**PROBLEM STATEMENT:** Return the material word for word. Do not include the pictures.

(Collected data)

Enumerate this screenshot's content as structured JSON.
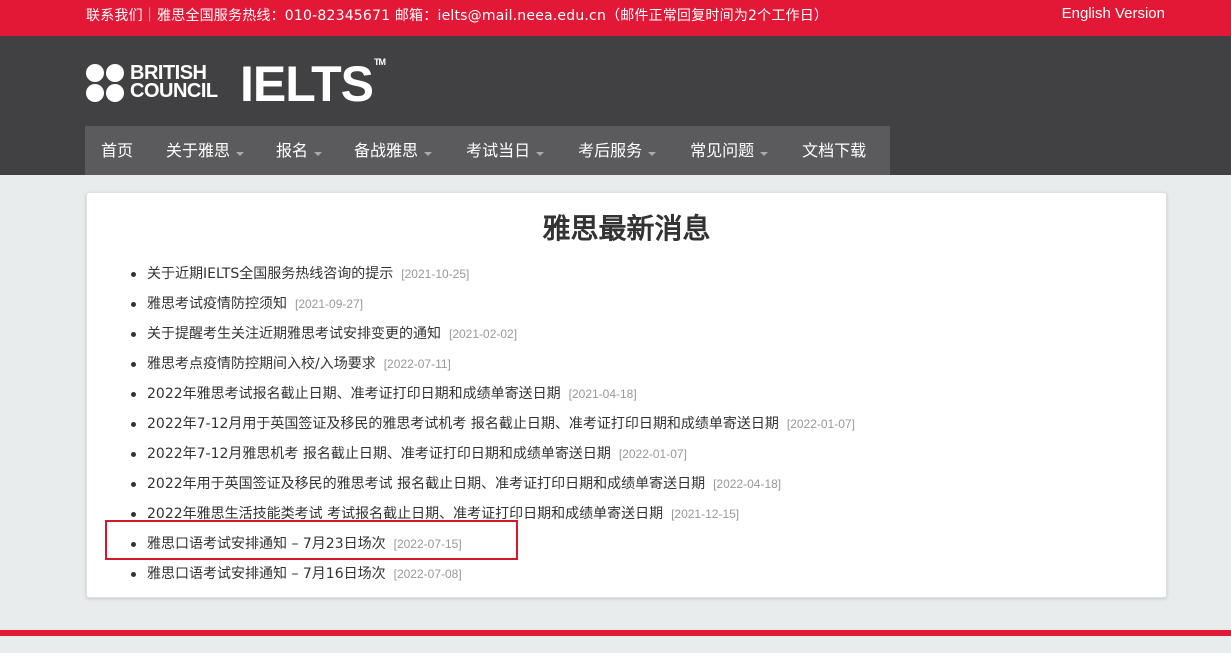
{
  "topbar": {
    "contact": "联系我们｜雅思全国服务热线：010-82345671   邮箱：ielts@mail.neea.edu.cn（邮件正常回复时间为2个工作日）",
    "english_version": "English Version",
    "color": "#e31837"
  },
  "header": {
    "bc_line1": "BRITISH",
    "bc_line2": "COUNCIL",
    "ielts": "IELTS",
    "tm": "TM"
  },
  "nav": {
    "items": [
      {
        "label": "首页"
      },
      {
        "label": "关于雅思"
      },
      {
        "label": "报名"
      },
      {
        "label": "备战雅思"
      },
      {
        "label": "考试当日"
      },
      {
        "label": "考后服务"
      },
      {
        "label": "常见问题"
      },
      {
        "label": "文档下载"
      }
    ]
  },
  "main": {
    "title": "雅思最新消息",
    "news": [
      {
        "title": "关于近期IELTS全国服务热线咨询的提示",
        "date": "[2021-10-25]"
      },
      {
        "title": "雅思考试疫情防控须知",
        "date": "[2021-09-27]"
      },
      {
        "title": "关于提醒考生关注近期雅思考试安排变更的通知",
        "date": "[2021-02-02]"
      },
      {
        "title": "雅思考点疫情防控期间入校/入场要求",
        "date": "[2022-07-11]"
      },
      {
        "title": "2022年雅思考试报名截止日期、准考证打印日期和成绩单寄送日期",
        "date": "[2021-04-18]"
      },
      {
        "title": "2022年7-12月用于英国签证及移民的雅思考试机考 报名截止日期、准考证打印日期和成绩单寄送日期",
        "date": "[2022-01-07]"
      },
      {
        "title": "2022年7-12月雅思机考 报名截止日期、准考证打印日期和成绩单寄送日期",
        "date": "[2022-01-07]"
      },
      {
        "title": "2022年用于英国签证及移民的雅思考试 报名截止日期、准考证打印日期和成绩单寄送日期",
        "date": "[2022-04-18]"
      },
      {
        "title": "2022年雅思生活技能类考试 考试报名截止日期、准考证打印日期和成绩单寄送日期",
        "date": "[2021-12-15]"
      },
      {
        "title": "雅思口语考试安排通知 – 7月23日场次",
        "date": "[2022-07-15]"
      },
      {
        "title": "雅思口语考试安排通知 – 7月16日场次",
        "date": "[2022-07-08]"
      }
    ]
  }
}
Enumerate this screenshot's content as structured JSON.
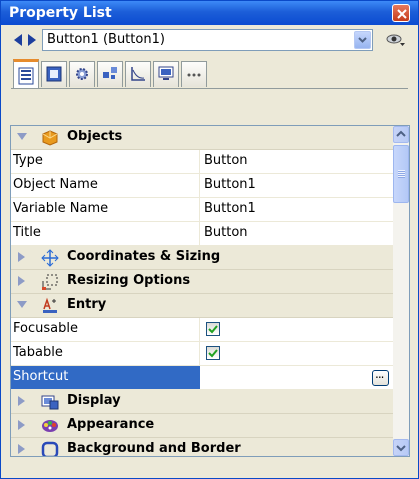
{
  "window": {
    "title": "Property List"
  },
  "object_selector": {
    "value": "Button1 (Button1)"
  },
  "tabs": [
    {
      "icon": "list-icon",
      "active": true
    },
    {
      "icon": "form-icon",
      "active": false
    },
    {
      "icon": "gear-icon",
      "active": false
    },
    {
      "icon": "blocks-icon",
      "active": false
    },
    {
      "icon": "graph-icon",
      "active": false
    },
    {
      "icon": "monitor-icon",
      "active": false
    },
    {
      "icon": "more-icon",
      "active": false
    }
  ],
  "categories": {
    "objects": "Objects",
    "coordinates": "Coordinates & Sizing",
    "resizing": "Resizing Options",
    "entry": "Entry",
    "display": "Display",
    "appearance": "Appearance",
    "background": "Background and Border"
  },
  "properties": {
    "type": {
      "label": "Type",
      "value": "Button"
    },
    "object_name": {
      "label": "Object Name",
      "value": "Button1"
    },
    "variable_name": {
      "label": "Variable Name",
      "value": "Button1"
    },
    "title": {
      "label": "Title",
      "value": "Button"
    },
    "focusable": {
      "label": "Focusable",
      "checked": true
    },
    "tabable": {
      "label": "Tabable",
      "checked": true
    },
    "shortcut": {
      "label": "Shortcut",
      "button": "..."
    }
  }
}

**TASK SOLUTION:**
Enumerate this screenshot's content as structured JSON.
{
  "topbar": {
    "contact": "联系我们｜雅思全国服务热线：010-82345671   邮箱：ielts@mail.neea.edu.cn（邮件正常回复时间为2个工作日）",
    "english_version": "English Version",
    "color": "#e31837"
  },
  "header": {
    "bc_line1": "BRITISH",
    "bc_line2": "COUNCIL",
    "ielts": "IELTS",
    "tm": "TM"
  },
  "nav": {
    "items": [
      {
        "label": "首页"
      },
      {
        "label": "关于雅思"
      },
      {
        "label": "报名"
      },
      {
        "label": "备战雅思"
      },
      {
        "label": "考试当日"
      },
      {
        "label": "考后服务"
      },
      {
        "label": "常见问题"
      },
      {
        "label": "文档下载"
      }
    ]
  },
  "main": {
    "title": "雅思最新消息",
    "news": [
      {
        "title": "关于近期IELTS全国服务热线咨询的提示",
        "date": "[2021-10-25]"
      },
      {
        "title": "雅思考试疫情防控须知",
        "date": "[2021-09-27]"
      },
      {
        "title": "关于提醒考生关注近期雅思考试安排变更的通知",
        "date": "[2021-02-02]"
      },
      {
        "title": "雅思考点疫情防控期间入校/入场要求",
        "date": "[2022-07-11]"
      },
      {
        "title": "2022年雅思考试报名截止日期、准考证打印日期和成绩单寄送日期",
        "date": "[2021-04-18]"
      },
      {
        "title": "2022年7-12月用于英国签证及移民的雅思考试机考 报名截止日期、准考证打印日期和成绩单寄送日期",
        "date": "[2022-01-07]"
      },
      {
        "title": "2022年7-12月雅思机考 报名截止日期、准考证打印日期和成绩单寄送日期",
        "date": "[2022-01-07]"
      },
      {
        "title": "2022年用于英国签证及移民的雅思考试 报名截止日期、准考证打印日期和成绩单寄送日期",
        "date": "[2022-04-18]"
      },
      {
        "title": "2022年雅思生活技能类考试 考试报名截止日期、准考证打印日期和成绩单寄送日期",
        "date": "[2021-12-15]"
      },
      {
        "title": "雅思口语考试安排通知 – 7月23日场次",
        "date": "[2022-07-15]"
      },
      {
        "title": "雅思口语考试安排通知 – 7月16日场次",
        "date": "[2022-07-08]"
      }
    ]
  }
}
Enumerate this screenshot's content as structured JSON.
{
  "window": {
    "title": "Property List"
  },
  "object_selector": {
    "value": "Button1 (Button1)"
  },
  "tabs": [
    {
      "icon": "list-icon",
      "active": true
    },
    {
      "icon": "form-icon",
      "active": false
    },
    {
      "icon": "gear-icon",
      "active": false
    },
    {
      "icon": "blocks-icon",
      "active": false
    },
    {
      "icon": "graph-icon",
      "active": false
    },
    {
      "icon": "monitor-icon",
      "active": false
    },
    {
      "icon": "more-icon",
      "active": false
    }
  ],
  "categories": {
    "objects": "Objects",
    "coordinates": "Coordinates & Sizing",
    "resizing": "Resizing Options",
    "entry": "Entry",
    "display": "Display",
    "appearance": "Appearance",
    "background": "Background and Border"
  },
  "properties": {
    "type": {
      "label": "Type",
      "value": "Button"
    },
    "object_name": {
      "label": "Object Name",
      "value": "Button1"
    },
    "variable_name": {
      "label": "Variable Name",
      "value": "Button1"
    },
    "title": {
      "label": "Title",
      "value": "Button"
    },
    "focusable": {
      "label": "Focusable",
      "checked": true
    },
    "tabable": {
      "label": "Tabable",
      "checked": true
    },
    "shortcut": {
      "label": "Shortcut",
      "button": "..."
    }
  }
}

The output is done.